▸ **Goal**: Go through the entries below and write each one out exactly.

# START OF Data records

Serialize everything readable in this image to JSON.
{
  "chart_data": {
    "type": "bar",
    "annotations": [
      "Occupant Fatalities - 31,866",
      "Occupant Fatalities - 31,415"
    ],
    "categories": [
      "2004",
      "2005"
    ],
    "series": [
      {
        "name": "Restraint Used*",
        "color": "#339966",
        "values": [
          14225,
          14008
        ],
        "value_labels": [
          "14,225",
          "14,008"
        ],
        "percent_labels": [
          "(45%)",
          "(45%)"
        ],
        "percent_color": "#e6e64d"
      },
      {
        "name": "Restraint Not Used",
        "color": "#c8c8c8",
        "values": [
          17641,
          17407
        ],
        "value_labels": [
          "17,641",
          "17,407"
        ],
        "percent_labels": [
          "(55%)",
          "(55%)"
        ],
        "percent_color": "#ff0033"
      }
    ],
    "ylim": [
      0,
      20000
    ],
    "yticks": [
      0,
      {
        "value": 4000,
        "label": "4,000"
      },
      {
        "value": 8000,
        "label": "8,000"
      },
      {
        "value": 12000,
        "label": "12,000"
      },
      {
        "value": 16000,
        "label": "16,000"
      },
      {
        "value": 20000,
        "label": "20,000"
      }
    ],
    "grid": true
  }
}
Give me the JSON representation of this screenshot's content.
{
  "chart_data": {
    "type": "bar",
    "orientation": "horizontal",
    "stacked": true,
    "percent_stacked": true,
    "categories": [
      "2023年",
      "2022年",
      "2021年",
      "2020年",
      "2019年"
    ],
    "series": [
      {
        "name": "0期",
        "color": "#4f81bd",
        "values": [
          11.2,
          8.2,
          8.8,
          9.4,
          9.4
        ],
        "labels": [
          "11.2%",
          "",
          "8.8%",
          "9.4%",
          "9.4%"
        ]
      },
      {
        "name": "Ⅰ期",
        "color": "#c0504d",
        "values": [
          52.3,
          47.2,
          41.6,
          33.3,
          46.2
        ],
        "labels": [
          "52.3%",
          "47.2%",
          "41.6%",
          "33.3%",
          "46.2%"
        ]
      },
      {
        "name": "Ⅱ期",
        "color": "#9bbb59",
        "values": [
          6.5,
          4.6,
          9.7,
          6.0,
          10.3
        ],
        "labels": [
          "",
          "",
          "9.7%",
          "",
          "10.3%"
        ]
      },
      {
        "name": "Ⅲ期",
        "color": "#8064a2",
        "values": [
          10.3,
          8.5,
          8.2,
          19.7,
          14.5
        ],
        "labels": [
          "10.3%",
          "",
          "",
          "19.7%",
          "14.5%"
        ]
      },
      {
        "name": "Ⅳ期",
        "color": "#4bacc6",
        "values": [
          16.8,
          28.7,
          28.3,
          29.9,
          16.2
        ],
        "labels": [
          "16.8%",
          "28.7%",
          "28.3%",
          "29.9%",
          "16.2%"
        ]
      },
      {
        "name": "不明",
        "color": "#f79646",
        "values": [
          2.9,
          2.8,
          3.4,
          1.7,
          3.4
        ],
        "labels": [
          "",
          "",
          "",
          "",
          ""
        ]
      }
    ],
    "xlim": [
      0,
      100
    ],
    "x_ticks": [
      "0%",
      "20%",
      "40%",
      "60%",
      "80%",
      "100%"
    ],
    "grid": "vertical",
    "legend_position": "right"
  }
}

# END OF Data records

▸ **Right answer**:
Serialize everything readable in this image to JSON.
{
  "chart_data": {
    "type": "bar",
    "annotations": [
      "Occupant Fatalities - 31,866",
      "Occupant Fatalities - 31,415"
    ],
    "categories": [
      "2004",
      "2005"
    ],
    "series": [
      {
        "name": "Restraint Used*",
        "color": "#339966",
        "values": [
          14225,
          14008
        ],
        "value_labels": [
          "14,225",
          "14,008"
        ],
        "percent_labels": [
          "(45%)",
          "(45%)"
        ],
        "percent_color": "#e6e64d"
      },
      {
        "name": "Restraint Not Used",
        "color": "#c8c8c8",
        "values": [
          17641,
          17407
        ],
        "value_labels": [
          "17,641",
          "17,407"
        ],
        "percent_labels": [
          "(55%)",
          "(55%)"
        ],
        "percent_color": "#ff0033"
      }
    ],
    "ylim": [
      0,
      20000
    ],
    "yticks": [
      0,
      {
        "value": 4000,
        "label": "4,000"
      },
      {
        "value": 8000,
        "label": "8,000"
      },
      {
        "value": 12000,
        "label": "12,000"
      },
      {
        "value": 16000,
        "label": "16,000"
      },
      {
        "value": 20000,
        "label": "20,000"
      }
    ],
    "grid": true
  }
}
Give me the JSON representation of this screenshot's content.
{
  "chart_data": {
    "type": "bar",
    "orientation": "horizontal",
    "stacked": true,
    "percent_stacked": true,
    "categories": [
      "2023年",
      "2022年",
      "2021年",
      "2020年",
      "2019年"
    ],
    "series": [
      {
        "name": "0期",
        "color": "#4f81bd",
        "values": [
          11.2,
          8.2,
          8.8,
          9.4,
          9.4
        ],
        "labels": [
          "11.2%",
          "",
          "8.8%",
          "9.4%",
          "9.4%"
        ]
      },
      {
        "name": "Ⅰ期",
        "color": "#c0504d",
        "values": [
          52.3,
          47.2,
          41.6,
          33.3,
          46.2
        ],
        "labels": [
          "52.3%",
          "47.2%",
          "41.6%",
          "33.3%",
          "46.2%"
        ]
      },
      {
        "name": "Ⅱ期",
        "color": "#9bbb59",
        "values": [
          6.5,
          4.6,
          9.7,
          6.0,
          10.3
        ],
        "labels": [
          "",
          "",
          "9.7%",
          "",
          "10.3%"
        ]
      },
      {
        "name": "Ⅲ期",
        "color": "#8064a2",
        "values": [
          10.3,
          8.5,
          8.2,
          19.7,
          14.5
        ],
        "labels": [
          "10.3%",
          "",
          "",
          "19.7%",
          "14.5%"
        ]
      },
      {
        "name": "Ⅳ期",
        "color": "#4bacc6",
        "values": [
          16.8,
          28.7,
          28.3,
          29.9,
          16.2
        ],
        "labels": [
          "16.8%",
          "28.7%",
          "28.3%",
          "29.9%",
          "16.2%"
        ]
      },
      {
        "name": "不明",
        "color": "#f79646",
        "values": [
          2.9,
          2.8,
          3.4,
          1.7,
          3.4
        ],
        "labels": [
          "",
          "",
          "",
          "",
          ""
        ]
      }
    ],
    "xlim": [
      0,
      100
    ],
    "x_ticks": [
      "0%",
      "20%",
      "40%",
      "60%",
      "80%",
      "100%"
    ],
    "grid": "vertical",
    "legend_position": "right"
  }
}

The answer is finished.